• _Given records_

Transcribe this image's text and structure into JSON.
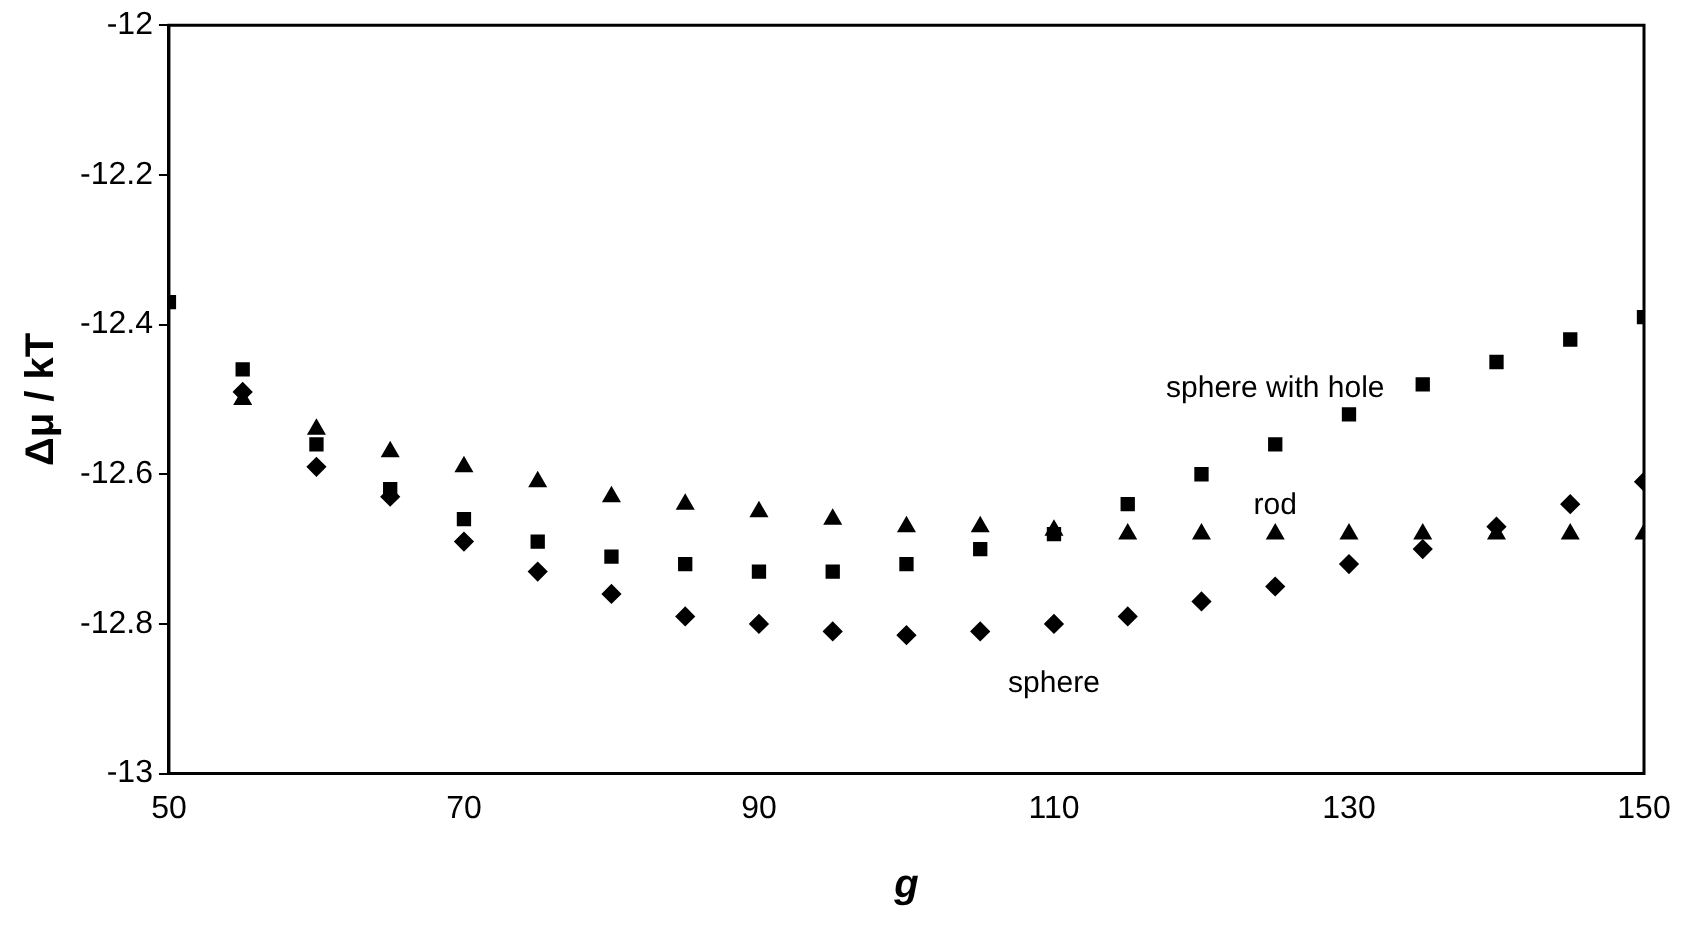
{
  "chart_data": {
    "type": "scatter",
    "xlabel": "g",
    "ylabel": "Δμ / kT",
    "xlim": [
      50,
      150
    ],
    "xticks": [
      50,
      70,
      90,
      110,
      130,
      150
    ],
    "ylim": [
      -13,
      -12
    ],
    "yticks": [
      -13,
      -12.8,
      -12.6,
      -12.4,
      -12.2,
      -12
    ],
    "grid": false,
    "legend": false,
    "series": [
      {
        "name": "sphere with hole",
        "color": "#000000",
        "marker": "square",
        "x": [
          50,
          55,
          60,
          65,
          70,
          75,
          80,
          85,
          90,
          95,
          100,
          105,
          110,
          115,
          120,
          125,
          130,
          135,
          140,
          145,
          150
        ],
        "values": [
          -12.37,
          -12.46,
          -12.56,
          -12.62,
          -12.66,
          -12.69,
          -12.71,
          -12.72,
          -12.73,
          -12.73,
          -12.72,
          -12.7,
          -12.68,
          -12.64,
          -12.6,
          -12.56,
          -12.52,
          -12.48,
          -12.45,
          -12.42,
          -12.39
        ]
      },
      {
        "name": "rod",
        "color": "#000000",
        "marker": "triangle",
        "x": [
          55,
          60,
          65,
          70,
          75,
          80,
          85,
          90,
          95,
          100,
          105,
          110,
          115,
          120,
          125,
          130,
          135,
          140,
          145,
          150
        ],
        "values": [
          -12.5,
          -12.54,
          -12.57,
          -12.59,
          -12.61,
          -12.63,
          -12.64,
          -12.65,
          -12.66,
          -12.67,
          -12.67,
          -12.675,
          -12.68,
          -12.68,
          -12.68,
          -12.68,
          -12.68,
          -12.68,
          -12.68,
          -12.68
        ]
      },
      {
        "name": "sphere",
        "color": "#000000",
        "marker": "diamond",
        "x": [
          55,
          60,
          65,
          70,
          75,
          80,
          85,
          90,
          95,
          100,
          105,
          110,
          115,
          120,
          125,
          130,
          135,
          140,
          145,
          150
        ],
        "values": [
          -12.49,
          -12.59,
          -12.63,
          -12.69,
          -12.73,
          -12.76,
          -12.79,
          -12.8,
          -12.81,
          -12.815,
          -12.81,
          -12.8,
          -12.79,
          -12.77,
          -12.75,
          -12.72,
          -12.7,
          -12.67,
          -12.64,
          -12.61
        ]
      }
    ]
  }
}
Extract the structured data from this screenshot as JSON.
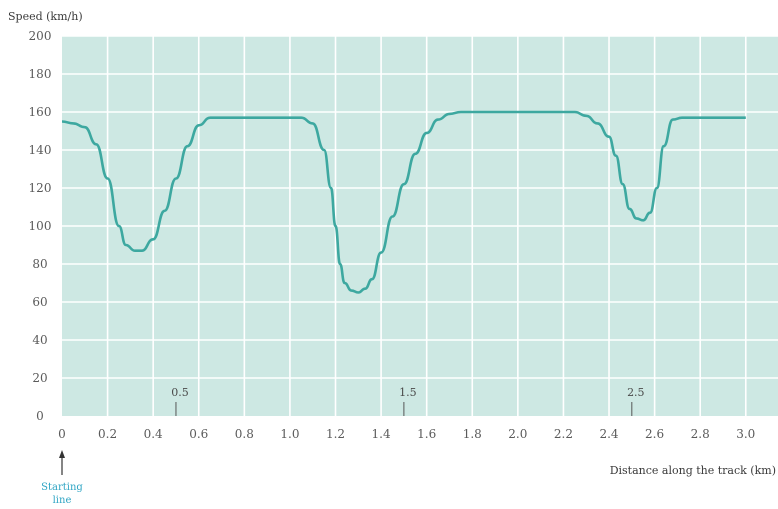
{
  "chart_data": {
    "type": "line",
    "ylabel": "Speed (km/h)",
    "xlabel": "Distance along the track (km)",
    "xlim": [
      0,
      3.0
    ],
    "ylim": [
      0,
      200
    ],
    "x_ticks": [
      0,
      0.2,
      0.4,
      0.6,
      0.8,
      1.0,
      1.2,
      1.4,
      1.6,
      1.8,
      2.0,
      2.2,
      2.4,
      2.6,
      2.8,
      3.0
    ],
    "x_tick_labels": [
      "0",
      "0.2",
      "0.4",
      "0.6",
      "0.8",
      "1.0",
      "1.2",
      "1.4",
      "1.6",
      "1.8",
      "2.0",
      "2.2",
      "2.4",
      "2.6",
      "2.8",
      "3.0"
    ],
    "y_ticks": [
      0,
      20,
      40,
      60,
      80,
      100,
      120,
      140,
      160,
      180,
      200
    ],
    "y_tick_labels": [
      "0",
      "20",
      "40",
      "60",
      "80",
      "100",
      "120",
      "140",
      "160",
      "180",
      "200"
    ],
    "grid": true,
    "series": [
      {
        "x": [
          0,
          0.05,
          0.1,
          0.15,
          0.2,
          0.25,
          0.28,
          0.32,
          0.35,
          0.4,
          0.45,
          0.5,
          0.55,
          0.6,
          0.65,
          0.7,
          0.8,
          0.9,
          1.0,
          1.05,
          1.1,
          1.15,
          1.18,
          1.2,
          1.22,
          1.24,
          1.27,
          1.3,
          1.33,
          1.36,
          1.4,
          1.45,
          1.5,
          1.55,
          1.6,
          1.65,
          1.7,
          1.75,
          1.8,
          1.9,
          2.0,
          2.1,
          2.2,
          2.25,
          2.3,
          2.35,
          2.4,
          2.43,
          2.46,
          2.49,
          2.52,
          2.55,
          2.58,
          2.61,
          2.64,
          2.68,
          2.72,
          2.8,
          2.9,
          3.0
        ],
        "y": [
          155,
          154,
          152,
          143,
          125,
          100,
          90,
          87,
          87,
          93,
          108,
          125,
          142,
          153,
          157,
          157,
          157,
          157,
          157,
          157,
          154,
          140,
          120,
          100,
          80,
          70,
          66,
          65,
          67,
          72,
          86,
          105,
          122,
          138,
          149,
          156,
          159,
          160,
          160,
          160,
          160,
          160,
          160,
          160,
          158,
          154,
          147,
          137,
          122,
          109,
          104,
          103,
          107,
          120,
          142,
          156,
          157,
          157,
          157,
          157
        ]
      }
    ],
    "markers": [
      {
        "x": 0.5,
        "label": "0.5"
      },
      {
        "x": 1.5,
        "label": "1.5"
      },
      {
        "x": 2.5,
        "label": "2.5"
      }
    ],
    "start_annotation": {
      "x": 0,
      "line1": "Starting",
      "line2": "line"
    },
    "colors": {
      "plot_background": "#cde8e3",
      "grid": "#ffffff",
      "line": "#3da8a0",
      "start_annotation": "#2fa5c4"
    }
  }
}
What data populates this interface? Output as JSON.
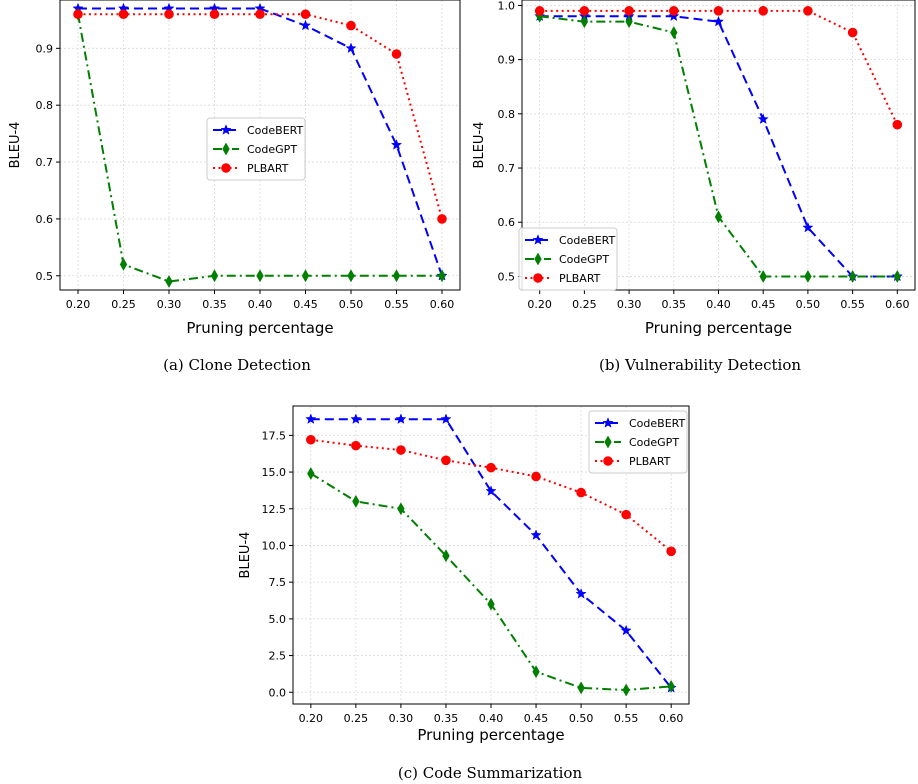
{
  "chart_data": [
    {
      "type": "line",
      "caption": "(a) Clone Detection",
      "xlabel": "Pruning percentage",
      "ylabel": "BLEU-4",
      "x": [
        0.2,
        0.25,
        0.3,
        0.35,
        0.4,
        0.45,
        0.5,
        0.55,
        0.6
      ],
      "x_tick_labels": [
        "0.20",
        "0.25",
        "0.30",
        "0.35",
        "0.40",
        "0.45",
        "0.50",
        "0.55",
        "0.60"
      ],
      "yticks": [
        0.5,
        0.6,
        0.7,
        0.8,
        0.9
      ],
      "y_tick_labels": [
        "0.5",
        "0.6",
        "0.7",
        "0.8",
        "0.9"
      ],
      "ylim": [
        0.475,
        0.985
      ],
      "grid": true,
      "legend_position": "center",
      "series": [
        {
          "name": "CodeBERT",
          "values": [
            0.97,
            0.97,
            0.97,
            0.97,
            0.97,
            0.94,
            0.9,
            0.73,
            0.5
          ],
          "color": "#0000ff",
          "marker": "star",
          "dash": "dashed"
        },
        {
          "name": "CodeGPT",
          "values": [
            0.96,
            0.52,
            0.49,
            0.5,
            0.5,
            0.5,
            0.5,
            0.5,
            0.5
          ],
          "color": "#007f00",
          "marker": "thin_diamond",
          "dash": "dashdot"
        },
        {
          "name": "PLBART",
          "values": [
            0.96,
            0.96,
            0.96,
            0.96,
            0.96,
            0.96,
            0.94,
            0.89,
            0.6
          ],
          "color": "#ff0000",
          "marker": "circle",
          "dash": "dotted"
        }
      ]
    },
    {
      "type": "line",
      "caption": "(b) Vulnerability Detection",
      "xlabel": "Pruning percentage",
      "ylabel": "BLEU-4",
      "x": [
        0.2,
        0.25,
        0.3,
        0.35,
        0.4,
        0.45,
        0.5,
        0.55,
        0.6
      ],
      "x_tick_labels": [
        "0.20",
        "0.25",
        "0.30",
        "0.35",
        "0.40",
        "0.45",
        "0.50",
        "0.55",
        "0.60"
      ],
      "yticks": [
        0.5,
        0.6,
        0.7,
        0.8,
        0.9,
        1.0
      ],
      "y_tick_labels": [
        "0.5",
        "0.6",
        "0.7",
        "0.8",
        "0.9",
        "1.0"
      ],
      "ylim": [
        0.475,
        1.01
      ],
      "grid": true,
      "legend_position": "lower left",
      "series": [
        {
          "name": "CodeBERT",
          "values": [
            0.98,
            0.98,
            0.98,
            0.98,
            0.97,
            0.79,
            0.59,
            0.5,
            0.5
          ],
          "color": "#0000ff",
          "marker": "star",
          "dash": "dashed"
        },
        {
          "name": "CodeGPT",
          "values": [
            0.98,
            0.97,
            0.97,
            0.95,
            0.61,
            0.5,
            0.5,
            0.5,
            0.5
          ],
          "color": "#007f00",
          "marker": "thin_diamond",
          "dash": "dashdot"
        },
        {
          "name": "PLBART",
          "values": [
            0.99,
            0.99,
            0.99,
            0.99,
            0.99,
            0.99,
            0.99,
            0.95,
            0.78
          ],
          "color": "#ff0000",
          "marker": "circle",
          "dash": "dotted"
        }
      ]
    },
    {
      "type": "line",
      "caption": "(c) Code Summarization",
      "xlabel": "Pruning percentage",
      "ylabel": "BLEU-4",
      "x": [
        0.2,
        0.25,
        0.3,
        0.35,
        0.4,
        0.45,
        0.5,
        0.55,
        0.6
      ],
      "x_tick_labels": [
        "0.20",
        "0.25",
        "0.30",
        "0.35",
        "0.40",
        "0.45",
        "0.50",
        "0.55",
        "0.60"
      ],
      "yticks": [
        0,
        2.5,
        5,
        7.5,
        10,
        12.5,
        15,
        17.5
      ],
      "y_tick_labels": [
        "0.0",
        "2.5",
        "5.0",
        "7.5",
        "10.0",
        "12.5",
        "15.0",
        "17.5"
      ],
      "ylim": [
        -0.8,
        19.5
      ],
      "grid": true,
      "legend_position": "upper right",
      "series": [
        {
          "name": "CodeBERT",
          "values": [
            18.6,
            18.6,
            18.6,
            18.6,
            13.7,
            10.7,
            6.7,
            4.2,
            0.3
          ],
          "color": "#0000ff",
          "marker": "star",
          "dash": "dashed"
        },
        {
          "name": "CodeGPT",
          "values": [
            14.9,
            13.0,
            12.5,
            9.3,
            6.0,
            1.4,
            0.3,
            0.15,
            0.4
          ],
          "color": "#007f00",
          "marker": "thin_diamond",
          "dash": "dashdot"
        },
        {
          "name": "PLBART",
          "values": [
            17.2,
            16.8,
            16.5,
            15.8,
            15.3,
            14.7,
            13.6,
            12.1,
            9.6
          ],
          "color": "#ff0000",
          "marker": "circle",
          "dash": "dotted"
        }
      ]
    }
  ]
}
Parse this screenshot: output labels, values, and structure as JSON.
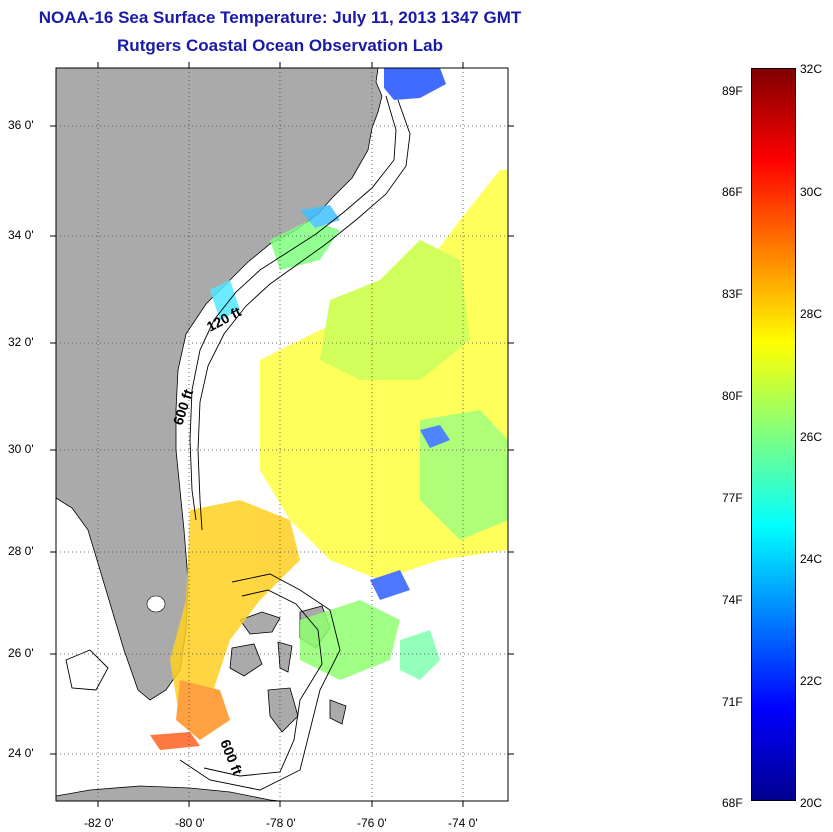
{
  "title": "NOAA-16 Sea Surface Temperature:  July 11, 2013 1347 GMT",
  "subtitle": "Rutgers Coastal Ocean Observation Lab",
  "map": {
    "lat_ticks": [
      "36 0'",
      "34 0'",
      "32 0'",
      "30 0'",
      "28 0'",
      "26 0'",
      "24 0'"
    ],
    "lon_ticks": [
      "-82 0'",
      "-80 0'",
      "-78 0'",
      "-76 0'",
      "-74 0'"
    ],
    "contour_labels": {
      "shelf_120": "120 ft",
      "shelf_600": "600 ft",
      "bahamas_600": "600 ft"
    },
    "land_color": "#aaaaaa",
    "grid": "dotted"
  },
  "colorbar": {
    "celsius": [
      "32C",
      "30C",
      "28C",
      "26C",
      "24C",
      "22C",
      "20C"
    ],
    "fahrenheit": [
      "89F",
      "86F",
      "83F",
      "80F",
      "77F",
      "74F",
      "71F",
      "68F"
    ],
    "range_c": [
      20,
      32
    ]
  }
}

• _Stated problem_
Give the number of lines that carry the word "caption", with nothing added.

• _Solution for this task_
3